▸ What needs to be done
Return the lines below without any change, starting with the very first one and going down to the line that contains "index-panel (1730, 52, 2445, 1052)", with both of those lines included.

[Layout element entries]
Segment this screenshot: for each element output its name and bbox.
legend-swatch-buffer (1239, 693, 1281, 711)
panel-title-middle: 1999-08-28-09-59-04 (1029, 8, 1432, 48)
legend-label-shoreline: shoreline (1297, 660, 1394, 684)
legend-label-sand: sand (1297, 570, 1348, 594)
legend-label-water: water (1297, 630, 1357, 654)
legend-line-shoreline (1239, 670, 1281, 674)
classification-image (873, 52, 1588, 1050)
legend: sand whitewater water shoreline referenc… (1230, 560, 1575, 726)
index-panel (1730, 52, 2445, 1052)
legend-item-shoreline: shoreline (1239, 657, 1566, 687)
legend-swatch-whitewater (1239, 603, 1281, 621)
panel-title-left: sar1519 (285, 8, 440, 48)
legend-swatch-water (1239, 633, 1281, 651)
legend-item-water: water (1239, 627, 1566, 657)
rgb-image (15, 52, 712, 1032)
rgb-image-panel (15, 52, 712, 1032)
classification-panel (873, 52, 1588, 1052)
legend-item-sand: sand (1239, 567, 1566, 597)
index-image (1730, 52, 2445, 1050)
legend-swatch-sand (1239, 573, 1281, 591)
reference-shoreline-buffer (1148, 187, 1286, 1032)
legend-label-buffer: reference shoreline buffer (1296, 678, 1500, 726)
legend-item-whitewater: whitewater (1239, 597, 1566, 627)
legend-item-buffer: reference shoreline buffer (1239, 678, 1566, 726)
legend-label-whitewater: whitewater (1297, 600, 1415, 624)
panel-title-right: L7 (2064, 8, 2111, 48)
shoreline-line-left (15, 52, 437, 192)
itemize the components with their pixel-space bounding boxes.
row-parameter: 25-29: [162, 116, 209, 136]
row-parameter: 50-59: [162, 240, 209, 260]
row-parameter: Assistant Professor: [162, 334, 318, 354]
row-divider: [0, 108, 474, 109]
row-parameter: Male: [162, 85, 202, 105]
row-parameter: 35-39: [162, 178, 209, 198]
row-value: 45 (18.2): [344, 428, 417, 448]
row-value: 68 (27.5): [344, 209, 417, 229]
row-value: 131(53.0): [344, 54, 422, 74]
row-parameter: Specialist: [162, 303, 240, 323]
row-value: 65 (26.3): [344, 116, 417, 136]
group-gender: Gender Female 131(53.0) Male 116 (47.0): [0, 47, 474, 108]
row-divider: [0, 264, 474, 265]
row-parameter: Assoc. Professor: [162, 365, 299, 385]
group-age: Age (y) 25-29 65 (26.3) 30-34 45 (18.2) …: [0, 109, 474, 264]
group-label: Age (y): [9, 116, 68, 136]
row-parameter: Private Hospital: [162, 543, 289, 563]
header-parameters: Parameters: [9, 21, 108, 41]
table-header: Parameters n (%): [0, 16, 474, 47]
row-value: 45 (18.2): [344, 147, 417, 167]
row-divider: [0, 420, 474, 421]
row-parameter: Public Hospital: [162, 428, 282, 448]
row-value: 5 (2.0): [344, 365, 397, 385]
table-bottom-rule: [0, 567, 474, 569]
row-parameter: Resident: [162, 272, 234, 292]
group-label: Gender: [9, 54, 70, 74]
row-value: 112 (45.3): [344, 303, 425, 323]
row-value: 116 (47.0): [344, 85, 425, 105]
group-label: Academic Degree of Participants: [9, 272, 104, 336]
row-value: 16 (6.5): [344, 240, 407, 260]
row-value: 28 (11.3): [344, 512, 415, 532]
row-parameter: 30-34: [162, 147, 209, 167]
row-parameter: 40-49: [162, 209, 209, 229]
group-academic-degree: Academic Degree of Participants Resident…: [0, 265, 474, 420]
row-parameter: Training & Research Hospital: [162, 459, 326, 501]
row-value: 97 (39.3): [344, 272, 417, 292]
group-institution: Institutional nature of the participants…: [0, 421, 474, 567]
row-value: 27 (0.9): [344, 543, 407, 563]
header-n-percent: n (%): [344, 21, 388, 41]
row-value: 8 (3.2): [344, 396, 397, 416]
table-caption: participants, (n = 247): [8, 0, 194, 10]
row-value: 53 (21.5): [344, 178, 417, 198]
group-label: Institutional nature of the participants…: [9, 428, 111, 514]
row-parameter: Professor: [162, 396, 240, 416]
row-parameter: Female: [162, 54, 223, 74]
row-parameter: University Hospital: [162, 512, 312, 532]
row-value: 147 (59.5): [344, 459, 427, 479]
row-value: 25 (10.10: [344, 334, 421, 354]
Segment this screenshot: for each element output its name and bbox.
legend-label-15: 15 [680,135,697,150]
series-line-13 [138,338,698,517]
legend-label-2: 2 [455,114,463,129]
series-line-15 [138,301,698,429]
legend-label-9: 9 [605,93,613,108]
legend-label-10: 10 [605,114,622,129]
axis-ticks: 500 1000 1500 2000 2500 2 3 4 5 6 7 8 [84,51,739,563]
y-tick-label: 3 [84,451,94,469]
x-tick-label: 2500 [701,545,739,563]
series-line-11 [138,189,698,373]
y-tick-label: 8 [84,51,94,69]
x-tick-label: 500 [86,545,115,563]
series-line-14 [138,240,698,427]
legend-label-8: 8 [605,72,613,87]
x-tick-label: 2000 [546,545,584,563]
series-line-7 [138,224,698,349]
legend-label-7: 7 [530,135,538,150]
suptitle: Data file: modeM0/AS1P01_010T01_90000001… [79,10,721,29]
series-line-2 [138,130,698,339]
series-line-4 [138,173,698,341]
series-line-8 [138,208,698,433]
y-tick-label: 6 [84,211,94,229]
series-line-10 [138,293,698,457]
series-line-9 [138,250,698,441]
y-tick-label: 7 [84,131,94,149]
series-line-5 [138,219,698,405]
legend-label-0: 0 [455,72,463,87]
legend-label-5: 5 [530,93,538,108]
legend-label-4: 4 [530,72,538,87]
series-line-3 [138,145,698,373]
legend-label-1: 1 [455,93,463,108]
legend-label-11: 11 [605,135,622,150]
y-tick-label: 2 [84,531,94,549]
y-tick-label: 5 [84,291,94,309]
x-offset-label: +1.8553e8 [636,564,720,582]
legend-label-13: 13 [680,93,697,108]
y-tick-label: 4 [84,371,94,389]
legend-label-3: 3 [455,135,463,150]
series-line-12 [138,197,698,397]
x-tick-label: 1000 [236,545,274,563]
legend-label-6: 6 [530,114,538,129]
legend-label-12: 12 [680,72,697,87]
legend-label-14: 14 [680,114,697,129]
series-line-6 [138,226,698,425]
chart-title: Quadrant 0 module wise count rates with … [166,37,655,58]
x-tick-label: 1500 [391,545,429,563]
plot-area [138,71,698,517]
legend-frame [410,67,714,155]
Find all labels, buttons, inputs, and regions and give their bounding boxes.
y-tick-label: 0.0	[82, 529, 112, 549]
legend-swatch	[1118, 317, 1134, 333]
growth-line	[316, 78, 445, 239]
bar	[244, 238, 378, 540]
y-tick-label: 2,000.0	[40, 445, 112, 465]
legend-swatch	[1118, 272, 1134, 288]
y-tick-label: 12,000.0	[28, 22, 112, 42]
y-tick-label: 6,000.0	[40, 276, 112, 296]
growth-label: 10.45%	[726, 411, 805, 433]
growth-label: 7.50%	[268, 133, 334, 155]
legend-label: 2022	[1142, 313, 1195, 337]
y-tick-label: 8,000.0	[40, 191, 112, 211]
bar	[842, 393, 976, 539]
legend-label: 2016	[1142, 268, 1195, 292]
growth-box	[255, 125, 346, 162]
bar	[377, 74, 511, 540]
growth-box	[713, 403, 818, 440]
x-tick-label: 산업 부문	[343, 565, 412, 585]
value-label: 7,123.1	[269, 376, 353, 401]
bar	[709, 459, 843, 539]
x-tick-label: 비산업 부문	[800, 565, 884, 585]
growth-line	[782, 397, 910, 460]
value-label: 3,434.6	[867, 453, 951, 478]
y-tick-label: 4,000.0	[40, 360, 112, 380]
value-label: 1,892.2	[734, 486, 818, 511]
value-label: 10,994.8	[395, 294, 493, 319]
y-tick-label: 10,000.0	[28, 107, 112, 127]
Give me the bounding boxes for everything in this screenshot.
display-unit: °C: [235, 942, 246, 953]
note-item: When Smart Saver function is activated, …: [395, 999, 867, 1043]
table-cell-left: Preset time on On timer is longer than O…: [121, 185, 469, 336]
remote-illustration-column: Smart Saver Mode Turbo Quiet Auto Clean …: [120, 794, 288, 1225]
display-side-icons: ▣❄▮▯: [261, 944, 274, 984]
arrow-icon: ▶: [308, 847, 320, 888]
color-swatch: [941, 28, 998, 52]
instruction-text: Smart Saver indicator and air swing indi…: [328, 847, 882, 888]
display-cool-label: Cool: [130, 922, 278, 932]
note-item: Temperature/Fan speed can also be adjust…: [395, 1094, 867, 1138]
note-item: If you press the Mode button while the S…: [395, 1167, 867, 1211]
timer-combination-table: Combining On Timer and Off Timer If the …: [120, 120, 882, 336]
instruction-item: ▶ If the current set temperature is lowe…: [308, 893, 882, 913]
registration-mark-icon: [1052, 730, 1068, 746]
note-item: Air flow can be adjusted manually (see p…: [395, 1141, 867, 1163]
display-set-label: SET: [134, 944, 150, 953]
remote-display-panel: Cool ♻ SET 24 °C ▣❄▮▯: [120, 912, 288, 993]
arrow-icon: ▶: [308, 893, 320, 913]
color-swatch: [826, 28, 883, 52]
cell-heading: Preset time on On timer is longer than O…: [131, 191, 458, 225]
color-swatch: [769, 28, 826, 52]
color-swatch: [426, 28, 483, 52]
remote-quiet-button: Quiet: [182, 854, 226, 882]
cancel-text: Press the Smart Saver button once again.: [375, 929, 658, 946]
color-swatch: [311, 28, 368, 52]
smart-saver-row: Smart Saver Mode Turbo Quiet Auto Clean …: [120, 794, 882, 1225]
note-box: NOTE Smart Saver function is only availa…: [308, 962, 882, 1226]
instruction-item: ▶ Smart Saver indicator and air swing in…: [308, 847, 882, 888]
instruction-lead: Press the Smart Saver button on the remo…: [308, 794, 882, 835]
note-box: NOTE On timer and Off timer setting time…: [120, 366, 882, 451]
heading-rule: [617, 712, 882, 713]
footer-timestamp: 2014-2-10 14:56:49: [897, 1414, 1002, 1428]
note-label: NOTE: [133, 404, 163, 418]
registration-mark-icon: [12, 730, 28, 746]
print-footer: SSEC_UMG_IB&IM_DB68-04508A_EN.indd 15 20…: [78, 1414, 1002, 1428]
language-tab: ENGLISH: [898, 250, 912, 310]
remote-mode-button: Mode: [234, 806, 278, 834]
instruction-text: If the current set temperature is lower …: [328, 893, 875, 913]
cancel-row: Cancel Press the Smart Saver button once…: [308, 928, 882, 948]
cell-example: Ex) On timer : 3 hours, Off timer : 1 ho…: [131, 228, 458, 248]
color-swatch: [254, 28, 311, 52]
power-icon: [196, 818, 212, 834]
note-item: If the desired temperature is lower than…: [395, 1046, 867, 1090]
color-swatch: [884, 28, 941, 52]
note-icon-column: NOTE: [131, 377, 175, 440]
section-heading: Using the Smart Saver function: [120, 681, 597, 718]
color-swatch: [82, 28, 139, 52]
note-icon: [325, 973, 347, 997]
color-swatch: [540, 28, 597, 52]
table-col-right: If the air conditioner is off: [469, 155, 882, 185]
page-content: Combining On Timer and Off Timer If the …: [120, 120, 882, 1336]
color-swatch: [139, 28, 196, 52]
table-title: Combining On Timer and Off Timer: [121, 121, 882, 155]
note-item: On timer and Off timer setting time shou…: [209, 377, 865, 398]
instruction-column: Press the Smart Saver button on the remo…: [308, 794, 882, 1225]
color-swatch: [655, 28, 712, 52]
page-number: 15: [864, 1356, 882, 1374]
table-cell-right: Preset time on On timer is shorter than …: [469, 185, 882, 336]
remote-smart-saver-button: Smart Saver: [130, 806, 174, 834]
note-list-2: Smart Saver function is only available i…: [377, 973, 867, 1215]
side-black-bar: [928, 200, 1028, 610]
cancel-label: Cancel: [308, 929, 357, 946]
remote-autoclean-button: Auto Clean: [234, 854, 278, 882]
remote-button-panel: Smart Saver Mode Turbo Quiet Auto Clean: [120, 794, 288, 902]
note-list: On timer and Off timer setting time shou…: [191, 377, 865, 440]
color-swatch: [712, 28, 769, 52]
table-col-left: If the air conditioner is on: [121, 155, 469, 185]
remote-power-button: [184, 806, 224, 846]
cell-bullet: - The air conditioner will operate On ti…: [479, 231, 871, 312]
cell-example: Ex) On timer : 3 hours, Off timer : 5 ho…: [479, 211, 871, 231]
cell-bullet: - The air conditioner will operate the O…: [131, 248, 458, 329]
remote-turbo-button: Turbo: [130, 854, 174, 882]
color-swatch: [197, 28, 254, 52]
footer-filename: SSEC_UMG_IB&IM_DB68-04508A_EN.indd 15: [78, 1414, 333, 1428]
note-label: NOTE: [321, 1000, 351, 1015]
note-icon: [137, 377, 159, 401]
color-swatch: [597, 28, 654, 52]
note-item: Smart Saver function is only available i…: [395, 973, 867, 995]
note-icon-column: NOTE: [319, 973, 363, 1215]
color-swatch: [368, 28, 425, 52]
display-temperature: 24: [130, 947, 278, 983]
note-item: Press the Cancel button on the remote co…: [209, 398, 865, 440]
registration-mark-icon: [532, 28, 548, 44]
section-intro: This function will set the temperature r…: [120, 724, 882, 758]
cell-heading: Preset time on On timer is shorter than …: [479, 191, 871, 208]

▸ Full answer
Segment this screenshot: for each element output its name and bbox.
legend-swatch-buffer (1239, 693, 1281, 711)
panel-title-middle: 1999-08-28-09-59-04 (1029, 8, 1432, 48)
legend-label-shoreline: shoreline (1297, 660, 1394, 684)
legend-label-sand: sand (1297, 570, 1348, 594)
legend-label-water: water (1297, 630, 1357, 654)
legend-line-shoreline (1239, 670, 1281, 674)
classification-image (873, 52, 1588, 1050)
legend: sand whitewater water shoreline referenc… (1230, 560, 1575, 726)
index-panel (1730, 52, 2445, 1052)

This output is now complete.